* [What this task involves] Every line that holds "storage" should be shown.

(Source records)
= = = = =

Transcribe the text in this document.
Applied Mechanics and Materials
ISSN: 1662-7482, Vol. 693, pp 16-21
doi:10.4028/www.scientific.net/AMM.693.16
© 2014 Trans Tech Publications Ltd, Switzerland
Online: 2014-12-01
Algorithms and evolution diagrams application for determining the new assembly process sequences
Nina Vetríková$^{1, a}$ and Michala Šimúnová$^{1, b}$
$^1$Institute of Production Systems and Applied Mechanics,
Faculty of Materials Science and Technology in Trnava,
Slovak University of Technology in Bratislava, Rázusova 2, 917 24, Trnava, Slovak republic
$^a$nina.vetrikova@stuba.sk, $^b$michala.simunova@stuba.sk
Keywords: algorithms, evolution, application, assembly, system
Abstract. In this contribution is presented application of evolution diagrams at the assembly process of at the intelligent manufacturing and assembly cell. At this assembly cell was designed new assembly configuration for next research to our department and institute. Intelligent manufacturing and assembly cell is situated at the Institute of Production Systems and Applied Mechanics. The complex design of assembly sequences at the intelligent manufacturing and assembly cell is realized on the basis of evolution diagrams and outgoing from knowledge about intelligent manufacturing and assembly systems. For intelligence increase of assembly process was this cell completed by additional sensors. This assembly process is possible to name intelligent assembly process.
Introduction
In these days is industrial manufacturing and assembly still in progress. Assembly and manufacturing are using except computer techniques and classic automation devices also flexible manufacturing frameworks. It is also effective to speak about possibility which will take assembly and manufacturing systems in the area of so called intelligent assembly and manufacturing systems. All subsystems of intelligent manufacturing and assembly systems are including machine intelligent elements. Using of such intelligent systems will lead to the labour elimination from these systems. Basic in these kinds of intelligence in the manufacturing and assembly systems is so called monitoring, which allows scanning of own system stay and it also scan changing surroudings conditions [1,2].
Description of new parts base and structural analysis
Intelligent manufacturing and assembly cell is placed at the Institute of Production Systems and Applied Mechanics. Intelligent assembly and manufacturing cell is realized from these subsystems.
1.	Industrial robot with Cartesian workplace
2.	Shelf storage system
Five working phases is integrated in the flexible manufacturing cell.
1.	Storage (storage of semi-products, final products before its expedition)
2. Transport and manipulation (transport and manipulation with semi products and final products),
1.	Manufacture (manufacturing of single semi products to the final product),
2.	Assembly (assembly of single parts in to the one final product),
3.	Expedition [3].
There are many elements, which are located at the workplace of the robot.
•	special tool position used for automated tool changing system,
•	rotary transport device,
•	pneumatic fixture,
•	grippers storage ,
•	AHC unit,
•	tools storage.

= = = = =

* [Response to the task]
2.	Shelf storage system
1.	Storage (storage of semi-products, final products before its expedition)
•	grippers storage ,
•	tools storage.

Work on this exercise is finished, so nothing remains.